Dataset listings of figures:
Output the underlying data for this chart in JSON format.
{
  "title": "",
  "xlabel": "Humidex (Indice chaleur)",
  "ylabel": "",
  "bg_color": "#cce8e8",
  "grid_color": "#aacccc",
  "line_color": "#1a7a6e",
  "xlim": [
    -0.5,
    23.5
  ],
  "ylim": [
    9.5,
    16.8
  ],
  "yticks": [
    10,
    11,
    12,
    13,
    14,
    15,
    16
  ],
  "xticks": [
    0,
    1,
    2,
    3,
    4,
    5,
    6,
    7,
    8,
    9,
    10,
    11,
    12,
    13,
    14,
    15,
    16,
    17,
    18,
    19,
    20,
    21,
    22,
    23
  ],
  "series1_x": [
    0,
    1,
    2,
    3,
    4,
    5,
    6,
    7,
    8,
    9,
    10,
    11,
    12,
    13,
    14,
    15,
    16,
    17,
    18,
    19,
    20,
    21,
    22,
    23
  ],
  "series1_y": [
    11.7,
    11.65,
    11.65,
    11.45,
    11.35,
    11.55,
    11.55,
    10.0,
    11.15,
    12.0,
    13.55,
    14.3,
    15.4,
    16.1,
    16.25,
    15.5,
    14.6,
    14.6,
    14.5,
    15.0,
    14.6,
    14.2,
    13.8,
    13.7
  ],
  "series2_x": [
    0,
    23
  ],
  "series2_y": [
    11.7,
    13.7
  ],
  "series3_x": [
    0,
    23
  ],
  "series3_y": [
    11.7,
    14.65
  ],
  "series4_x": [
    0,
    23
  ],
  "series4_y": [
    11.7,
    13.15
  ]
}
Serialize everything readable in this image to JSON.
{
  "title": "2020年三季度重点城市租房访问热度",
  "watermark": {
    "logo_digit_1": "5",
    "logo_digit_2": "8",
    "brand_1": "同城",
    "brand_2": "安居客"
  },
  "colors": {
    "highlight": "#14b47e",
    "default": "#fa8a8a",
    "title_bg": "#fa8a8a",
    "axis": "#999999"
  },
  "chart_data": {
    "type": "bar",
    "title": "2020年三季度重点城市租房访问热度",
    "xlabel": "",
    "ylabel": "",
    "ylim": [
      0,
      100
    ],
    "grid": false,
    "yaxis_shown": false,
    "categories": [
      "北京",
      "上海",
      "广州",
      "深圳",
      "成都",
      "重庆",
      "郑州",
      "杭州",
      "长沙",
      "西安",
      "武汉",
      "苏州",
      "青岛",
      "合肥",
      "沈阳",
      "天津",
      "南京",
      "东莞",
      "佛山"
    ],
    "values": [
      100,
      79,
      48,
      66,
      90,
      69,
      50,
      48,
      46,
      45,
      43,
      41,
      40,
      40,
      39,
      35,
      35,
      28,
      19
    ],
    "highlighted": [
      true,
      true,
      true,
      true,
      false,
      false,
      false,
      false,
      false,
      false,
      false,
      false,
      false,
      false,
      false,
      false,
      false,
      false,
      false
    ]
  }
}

→ **Challenge**:
Repeat the data verbatim.

→ **The completed task**:
Output the underlying data for this chart in JSON format.
{
  "title": "",
  "xlabel": "Humidex (Indice chaleur)",
  "ylabel": "",
  "bg_color": "#cce8e8",
  "grid_color": "#aacccc",
  "line_color": "#1a7a6e",
  "xlim": [
    -0.5,
    23.5
  ],
  "ylim": [
    9.5,
    16.8
  ],
  "yticks": [
    10,
    11,
    12,
    13,
    14,
    15,
    16
  ],
  "xticks": [
    0,
    1,
    2,
    3,
    4,
    5,
    6,
    7,
    8,
    9,
    10,
    11,
    12,
    13,
    14,
    15,
    16,
    17,
    18,
    19,
    20,
    21,
    22,
    23
  ],
  "series1_x": [
    0,
    1,
    2,
    3,
    4,
    5,
    6,
    7,
    8,
    9,
    10,
    11,
    12,
    13,
    14,
    15,
    16,
    17,
    18,
    19,
    20,
    21,
    22,
    23
  ],
  "series1_y": [
    11.7,
    11.65,
    11.65,
    11.45,
    11.35,
    11.55,
    11.55,
    10.0,
    11.15,
    12.0,
    13.55,
    14.3,
    15.4,
    16.1,
    16.25,
    15.5,
    14.6,
    14.6,
    14.5,
    15.0,
    14.6,
    14.2,
    13.8,
    13.7
  ],
  "series2_x": [
    0,
    23
  ],
  "series2_y": [
    11.7,
    13.7
  ],
  "series3_x": [
    0,
    23
  ],
  "series3_y": [
    11.7,
    14.65
  ],
  "series4_x": [
    0,
    23
  ],
  "series4_y": [
    11.7,
    13.15
  ]
}
Serialize everything readable in this image to JSON.
{
  "title": "2020年三季度重点城市租房访问热度",
  "watermark": {
    "logo_digit_1": "5",
    "logo_digit_2": "8",
    "brand_1": "同城",
    "brand_2": "安居客"
  },
  "colors": {
    "highlight": "#14b47e",
    "default": "#fa8a8a",
    "title_bg": "#fa8a8a",
    "axis": "#999999"
  },
  "chart_data": {
    "type": "bar",
    "title": "2020年三季度重点城市租房访问热度",
    "xlabel": "",
    "ylabel": "",
    "ylim": [
      0,
      100
    ],
    "grid": false,
    "yaxis_shown": false,
    "categories": [
      "北京",
      "上海",
      "广州",
      "深圳",
      "成都",
      "重庆",
      "郑州",
      "杭州",
      "长沙",
      "西安",
      "武汉",
      "苏州",
      "青岛",
      "合肥",
      "沈阳",
      "天津",
      "南京",
      "东莞",
      "佛山"
    ],
    "values": [
      100,
      79,
      48,
      66,
      90,
      69,
      50,
      48,
      46,
      45,
      43,
      41,
      40,
      40,
      39,
      35,
      35,
      28,
      19
    ],
    "highlighted": [
      true,
      true,
      true,
      true,
      false,
      false,
      false,
      false,
      false,
      false,
      false,
      false,
      false,
      false,
      false,
      false,
      false,
      false,
      false
    ]
  }
}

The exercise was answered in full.